INFORMATION SUPPLIED:
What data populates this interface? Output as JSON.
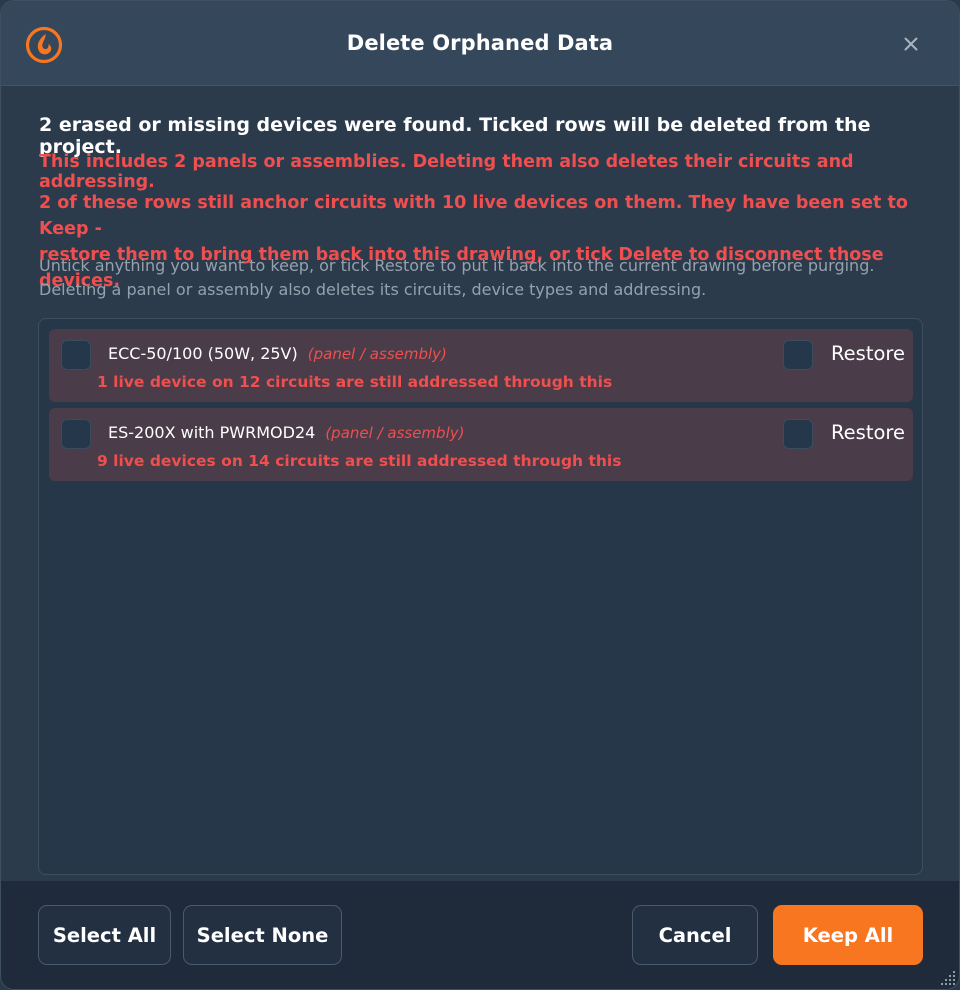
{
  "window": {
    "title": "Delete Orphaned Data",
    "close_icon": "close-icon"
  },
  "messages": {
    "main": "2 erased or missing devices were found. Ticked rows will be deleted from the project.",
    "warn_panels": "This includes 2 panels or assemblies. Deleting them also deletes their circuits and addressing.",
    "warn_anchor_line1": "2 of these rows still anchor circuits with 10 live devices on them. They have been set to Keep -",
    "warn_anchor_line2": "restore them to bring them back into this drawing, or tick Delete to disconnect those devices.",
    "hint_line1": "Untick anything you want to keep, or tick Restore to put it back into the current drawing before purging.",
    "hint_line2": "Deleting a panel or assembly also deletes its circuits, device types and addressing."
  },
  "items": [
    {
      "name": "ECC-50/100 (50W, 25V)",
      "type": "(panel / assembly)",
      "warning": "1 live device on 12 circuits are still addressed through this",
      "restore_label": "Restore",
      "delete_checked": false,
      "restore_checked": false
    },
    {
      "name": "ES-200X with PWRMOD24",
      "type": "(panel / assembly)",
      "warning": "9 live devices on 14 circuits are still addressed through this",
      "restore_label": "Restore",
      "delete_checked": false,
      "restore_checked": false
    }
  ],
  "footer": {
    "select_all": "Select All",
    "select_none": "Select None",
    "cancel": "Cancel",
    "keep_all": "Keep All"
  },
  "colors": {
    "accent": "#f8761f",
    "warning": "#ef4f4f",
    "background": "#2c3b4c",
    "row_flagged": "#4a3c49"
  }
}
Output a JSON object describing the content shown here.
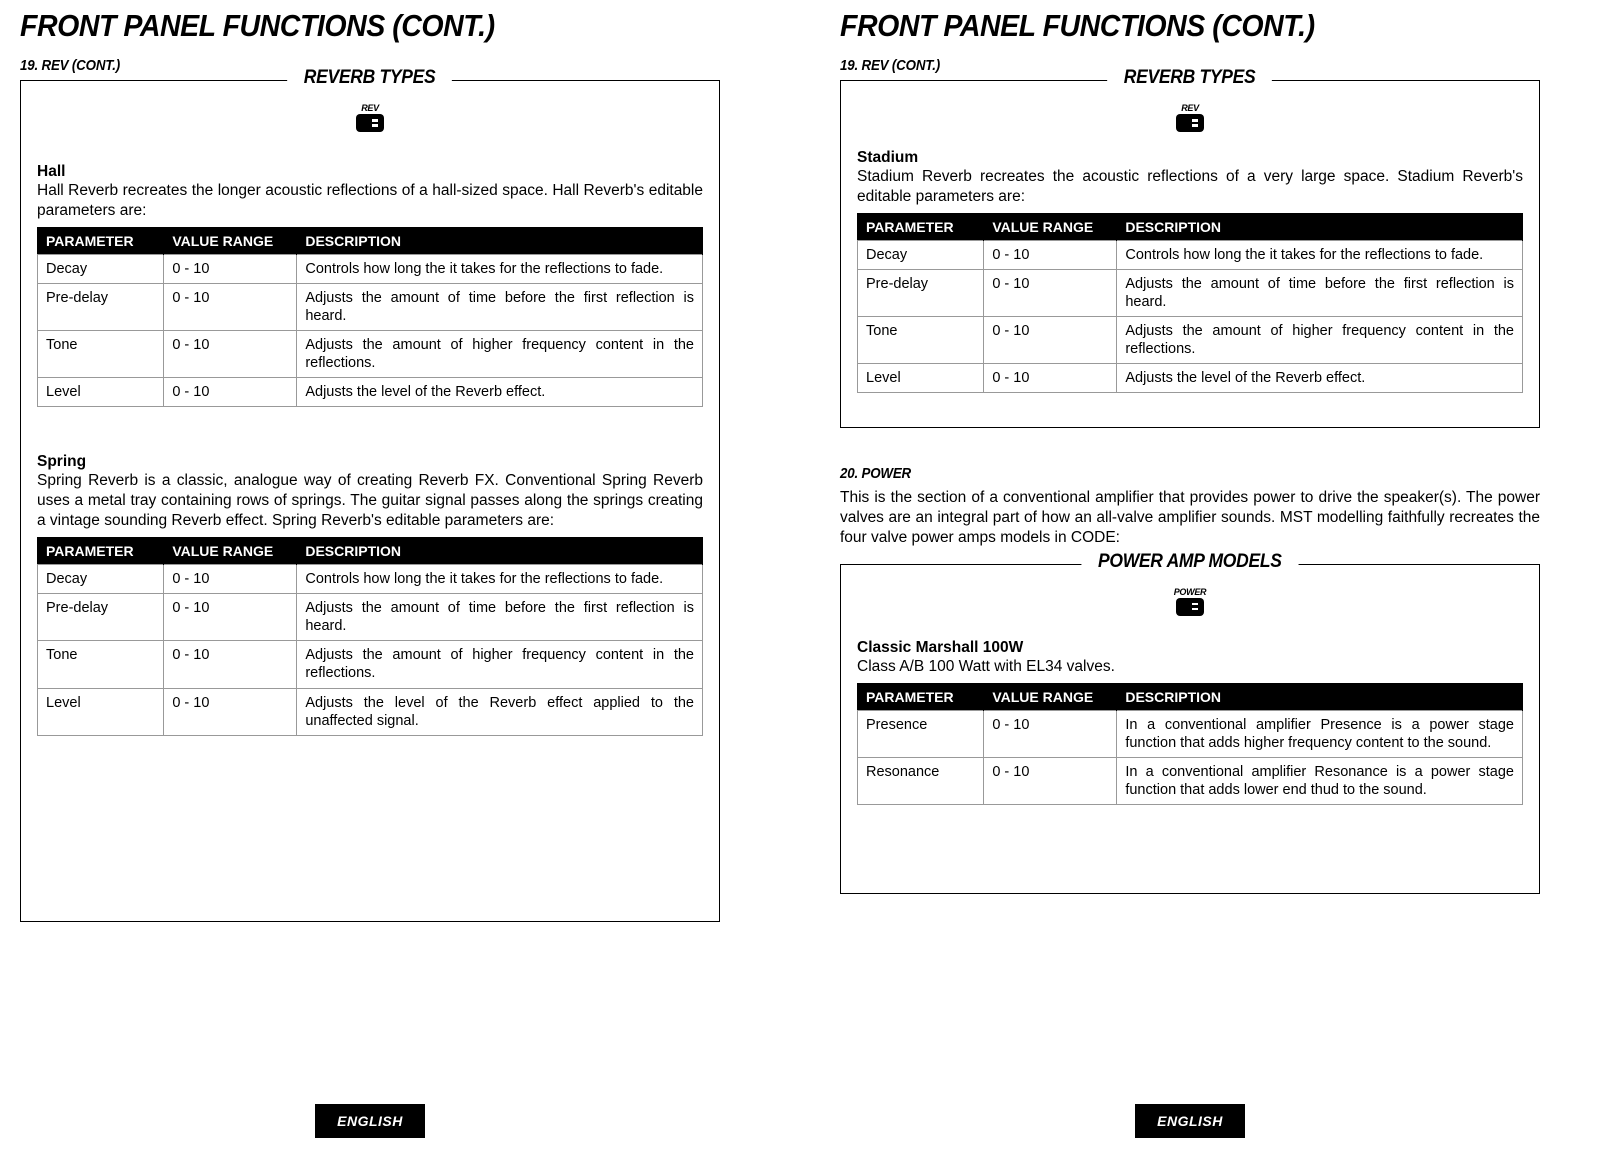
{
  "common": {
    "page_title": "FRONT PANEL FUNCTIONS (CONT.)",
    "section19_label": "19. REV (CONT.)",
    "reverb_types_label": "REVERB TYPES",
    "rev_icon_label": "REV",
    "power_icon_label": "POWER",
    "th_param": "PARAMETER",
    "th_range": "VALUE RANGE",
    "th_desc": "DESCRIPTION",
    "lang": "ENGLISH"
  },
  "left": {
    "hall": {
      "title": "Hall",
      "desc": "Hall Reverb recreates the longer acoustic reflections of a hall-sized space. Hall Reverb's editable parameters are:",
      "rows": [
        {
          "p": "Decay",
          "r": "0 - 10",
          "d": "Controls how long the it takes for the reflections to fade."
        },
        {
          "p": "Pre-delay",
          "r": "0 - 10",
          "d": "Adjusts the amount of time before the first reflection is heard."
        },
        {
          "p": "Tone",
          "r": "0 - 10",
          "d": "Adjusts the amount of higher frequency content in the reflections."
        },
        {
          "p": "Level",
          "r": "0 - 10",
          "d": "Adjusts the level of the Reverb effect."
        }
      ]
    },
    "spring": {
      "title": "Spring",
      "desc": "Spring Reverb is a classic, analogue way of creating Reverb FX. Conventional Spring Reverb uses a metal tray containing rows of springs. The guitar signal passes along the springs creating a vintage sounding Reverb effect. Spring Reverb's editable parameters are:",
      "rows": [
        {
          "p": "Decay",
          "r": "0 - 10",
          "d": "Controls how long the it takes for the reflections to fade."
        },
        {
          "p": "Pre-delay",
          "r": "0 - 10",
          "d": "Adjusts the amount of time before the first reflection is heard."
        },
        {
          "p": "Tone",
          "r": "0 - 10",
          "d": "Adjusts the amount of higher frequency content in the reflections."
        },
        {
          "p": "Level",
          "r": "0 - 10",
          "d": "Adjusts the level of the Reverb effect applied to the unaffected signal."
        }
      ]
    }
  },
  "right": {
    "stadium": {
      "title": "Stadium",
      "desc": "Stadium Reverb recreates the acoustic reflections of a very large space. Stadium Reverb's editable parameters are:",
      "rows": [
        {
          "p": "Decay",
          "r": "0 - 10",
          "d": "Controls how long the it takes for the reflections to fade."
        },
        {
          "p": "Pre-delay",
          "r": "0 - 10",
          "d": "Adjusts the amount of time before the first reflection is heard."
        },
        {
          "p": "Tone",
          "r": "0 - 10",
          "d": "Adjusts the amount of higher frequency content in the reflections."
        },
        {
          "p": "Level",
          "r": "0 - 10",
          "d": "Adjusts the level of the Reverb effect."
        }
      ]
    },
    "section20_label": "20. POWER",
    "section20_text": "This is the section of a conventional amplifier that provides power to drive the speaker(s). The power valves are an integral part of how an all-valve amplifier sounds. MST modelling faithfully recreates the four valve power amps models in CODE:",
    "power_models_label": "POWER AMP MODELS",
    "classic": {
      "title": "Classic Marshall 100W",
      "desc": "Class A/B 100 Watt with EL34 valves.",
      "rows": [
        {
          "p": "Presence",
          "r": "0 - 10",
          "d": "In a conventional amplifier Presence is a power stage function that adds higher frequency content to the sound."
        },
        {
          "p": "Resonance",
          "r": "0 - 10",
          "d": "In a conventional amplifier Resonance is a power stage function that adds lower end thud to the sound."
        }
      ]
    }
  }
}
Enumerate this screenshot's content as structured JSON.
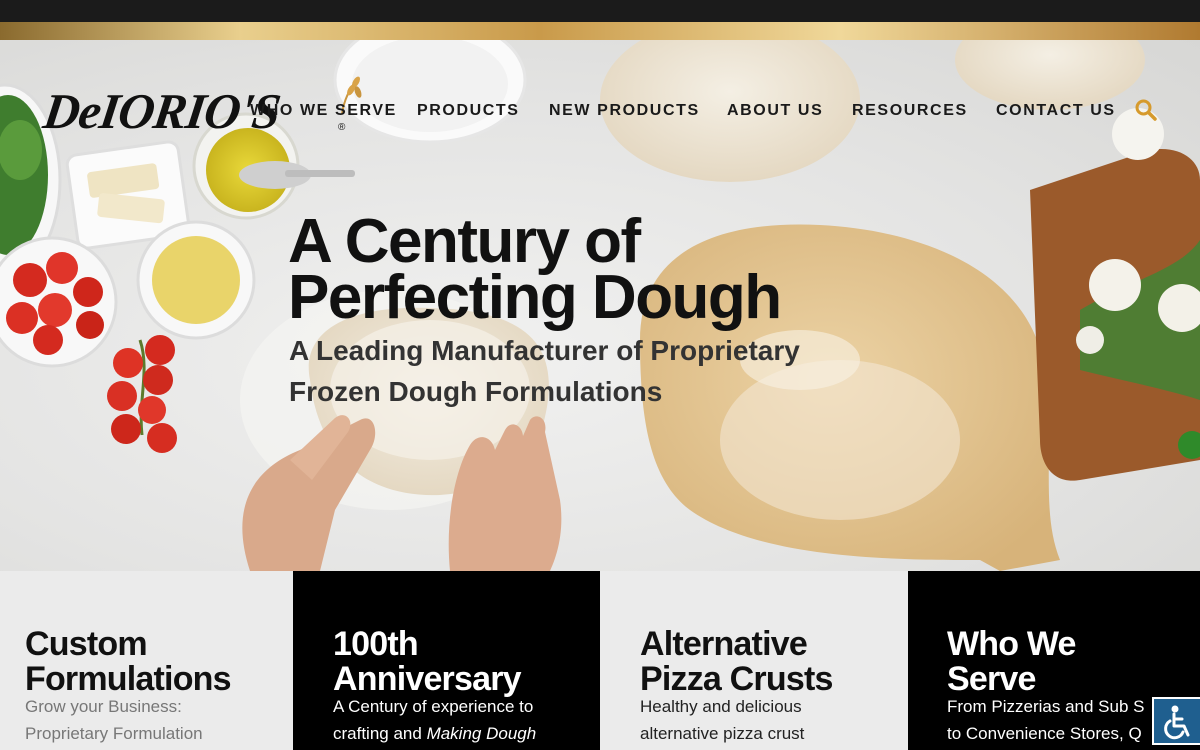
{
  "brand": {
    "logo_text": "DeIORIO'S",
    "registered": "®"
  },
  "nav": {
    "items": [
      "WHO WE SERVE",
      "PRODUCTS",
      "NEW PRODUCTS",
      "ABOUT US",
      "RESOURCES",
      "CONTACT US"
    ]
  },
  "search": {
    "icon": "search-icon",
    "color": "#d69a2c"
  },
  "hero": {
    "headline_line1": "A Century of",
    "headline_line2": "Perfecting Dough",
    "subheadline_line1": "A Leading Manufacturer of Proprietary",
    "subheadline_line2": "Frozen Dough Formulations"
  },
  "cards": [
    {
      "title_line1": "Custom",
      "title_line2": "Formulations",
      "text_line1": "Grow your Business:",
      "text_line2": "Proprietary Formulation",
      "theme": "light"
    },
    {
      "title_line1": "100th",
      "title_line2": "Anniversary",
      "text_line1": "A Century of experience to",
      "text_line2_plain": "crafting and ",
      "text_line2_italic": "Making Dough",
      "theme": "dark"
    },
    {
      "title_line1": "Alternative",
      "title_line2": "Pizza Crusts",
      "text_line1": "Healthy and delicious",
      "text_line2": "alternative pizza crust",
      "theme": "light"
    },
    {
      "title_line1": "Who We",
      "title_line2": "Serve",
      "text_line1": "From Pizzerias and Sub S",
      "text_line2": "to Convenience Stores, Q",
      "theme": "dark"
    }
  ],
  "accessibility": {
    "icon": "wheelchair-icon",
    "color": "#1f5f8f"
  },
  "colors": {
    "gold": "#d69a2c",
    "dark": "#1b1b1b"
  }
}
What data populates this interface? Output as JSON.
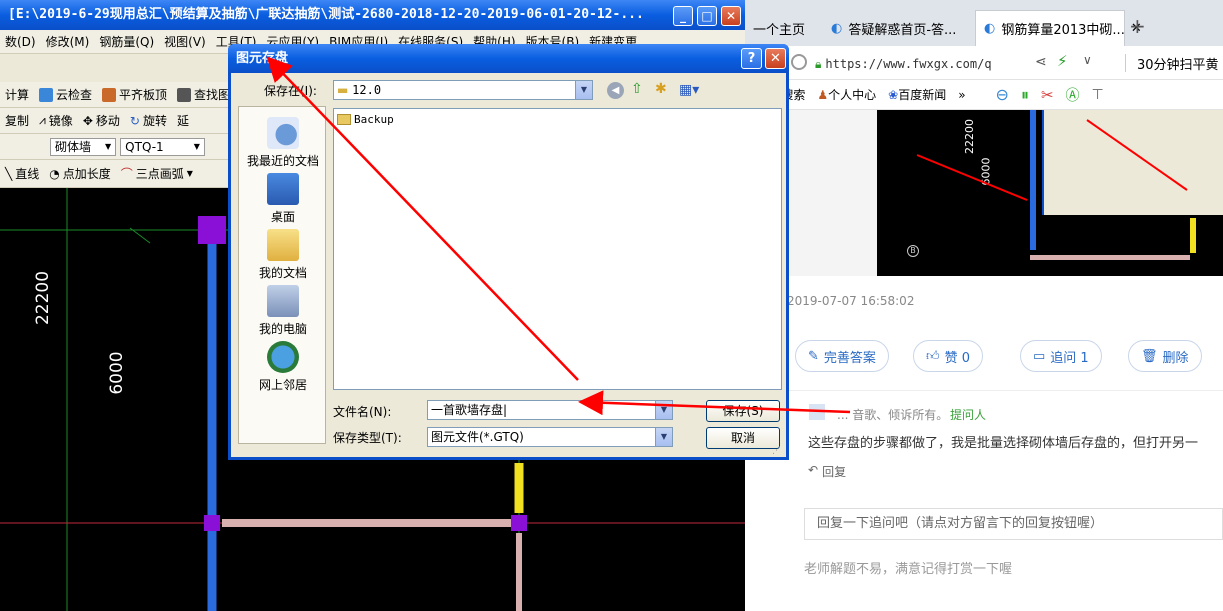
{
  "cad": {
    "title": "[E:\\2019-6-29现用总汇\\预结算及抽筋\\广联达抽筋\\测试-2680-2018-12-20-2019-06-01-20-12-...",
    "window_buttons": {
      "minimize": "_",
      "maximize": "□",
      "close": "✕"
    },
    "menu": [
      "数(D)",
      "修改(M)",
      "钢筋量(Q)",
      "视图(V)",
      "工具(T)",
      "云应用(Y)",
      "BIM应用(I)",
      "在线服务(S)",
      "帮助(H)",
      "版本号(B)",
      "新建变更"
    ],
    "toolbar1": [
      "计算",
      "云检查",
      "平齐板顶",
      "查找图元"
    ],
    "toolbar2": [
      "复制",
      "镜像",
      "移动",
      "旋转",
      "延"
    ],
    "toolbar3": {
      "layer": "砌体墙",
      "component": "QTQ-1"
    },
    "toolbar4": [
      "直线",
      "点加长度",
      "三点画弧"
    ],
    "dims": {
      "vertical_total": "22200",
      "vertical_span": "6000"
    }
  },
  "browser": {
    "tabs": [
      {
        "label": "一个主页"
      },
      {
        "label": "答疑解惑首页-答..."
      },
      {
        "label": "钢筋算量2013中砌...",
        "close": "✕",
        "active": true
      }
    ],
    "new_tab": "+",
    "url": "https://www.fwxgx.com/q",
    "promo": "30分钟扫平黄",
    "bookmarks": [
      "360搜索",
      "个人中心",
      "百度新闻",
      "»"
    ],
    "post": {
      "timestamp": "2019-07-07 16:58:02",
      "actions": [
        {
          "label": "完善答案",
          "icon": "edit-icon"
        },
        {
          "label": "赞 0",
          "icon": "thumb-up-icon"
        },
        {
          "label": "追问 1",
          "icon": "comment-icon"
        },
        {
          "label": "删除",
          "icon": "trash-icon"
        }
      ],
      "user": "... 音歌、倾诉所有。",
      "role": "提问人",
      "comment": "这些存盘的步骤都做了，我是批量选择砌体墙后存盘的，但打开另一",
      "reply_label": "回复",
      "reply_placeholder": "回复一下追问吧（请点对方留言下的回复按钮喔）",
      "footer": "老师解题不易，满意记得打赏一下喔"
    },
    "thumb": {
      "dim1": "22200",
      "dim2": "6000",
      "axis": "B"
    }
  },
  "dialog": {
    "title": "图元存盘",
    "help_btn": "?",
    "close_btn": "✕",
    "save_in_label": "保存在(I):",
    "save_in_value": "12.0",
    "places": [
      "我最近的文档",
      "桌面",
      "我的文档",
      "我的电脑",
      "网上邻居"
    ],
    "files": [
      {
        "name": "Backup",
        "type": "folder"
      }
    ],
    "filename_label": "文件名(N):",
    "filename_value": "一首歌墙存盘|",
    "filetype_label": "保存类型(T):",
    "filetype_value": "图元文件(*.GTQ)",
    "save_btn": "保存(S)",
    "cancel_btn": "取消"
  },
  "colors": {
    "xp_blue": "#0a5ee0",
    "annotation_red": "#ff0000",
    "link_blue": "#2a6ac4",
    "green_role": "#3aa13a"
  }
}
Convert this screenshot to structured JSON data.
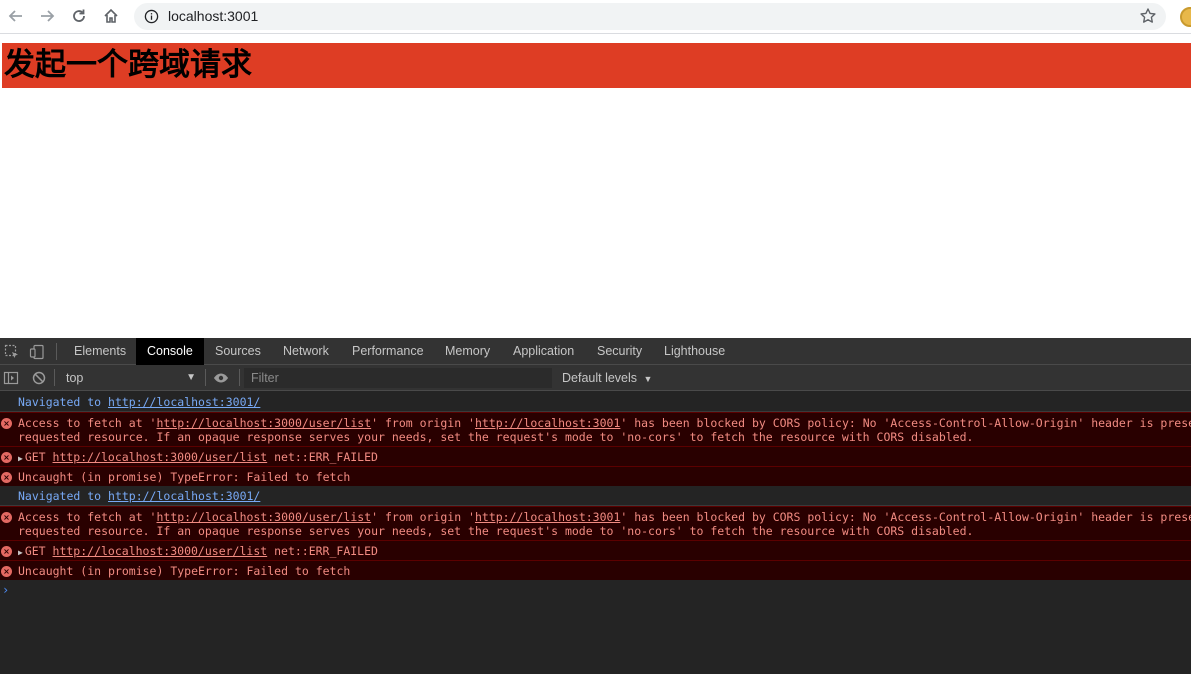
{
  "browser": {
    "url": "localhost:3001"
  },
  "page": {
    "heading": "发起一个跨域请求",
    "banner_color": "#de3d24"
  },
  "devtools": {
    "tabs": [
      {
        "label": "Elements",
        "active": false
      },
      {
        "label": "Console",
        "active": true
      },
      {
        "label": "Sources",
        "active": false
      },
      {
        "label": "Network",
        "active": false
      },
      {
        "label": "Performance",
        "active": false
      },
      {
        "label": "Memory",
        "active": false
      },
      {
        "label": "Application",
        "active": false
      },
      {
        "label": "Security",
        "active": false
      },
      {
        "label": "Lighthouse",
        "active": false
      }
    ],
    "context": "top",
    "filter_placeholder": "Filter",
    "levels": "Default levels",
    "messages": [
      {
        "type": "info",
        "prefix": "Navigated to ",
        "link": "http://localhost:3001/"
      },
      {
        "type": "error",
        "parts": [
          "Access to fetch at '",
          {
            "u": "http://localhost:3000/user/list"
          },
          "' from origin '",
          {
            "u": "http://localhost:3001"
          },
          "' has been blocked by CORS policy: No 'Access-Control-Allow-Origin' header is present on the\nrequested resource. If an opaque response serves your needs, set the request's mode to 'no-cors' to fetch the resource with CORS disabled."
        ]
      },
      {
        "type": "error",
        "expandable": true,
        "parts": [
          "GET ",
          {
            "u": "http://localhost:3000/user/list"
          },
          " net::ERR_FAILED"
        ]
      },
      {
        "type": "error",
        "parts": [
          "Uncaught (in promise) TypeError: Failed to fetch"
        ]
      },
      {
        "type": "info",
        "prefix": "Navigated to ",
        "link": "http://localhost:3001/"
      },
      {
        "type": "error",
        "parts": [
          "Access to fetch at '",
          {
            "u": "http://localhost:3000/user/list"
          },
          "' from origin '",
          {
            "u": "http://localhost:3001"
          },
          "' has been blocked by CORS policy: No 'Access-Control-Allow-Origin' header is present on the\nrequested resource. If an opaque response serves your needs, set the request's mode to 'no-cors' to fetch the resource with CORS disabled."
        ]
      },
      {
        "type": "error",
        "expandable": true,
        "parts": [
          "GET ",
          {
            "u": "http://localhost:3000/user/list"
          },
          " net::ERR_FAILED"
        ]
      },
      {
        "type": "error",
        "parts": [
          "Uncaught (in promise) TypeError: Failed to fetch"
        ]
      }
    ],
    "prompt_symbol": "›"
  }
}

TASK DIRECTIONS:
Find every line of the data that holds the string "space", then say how many there are and nothing else.

TASK OUTPUT:
2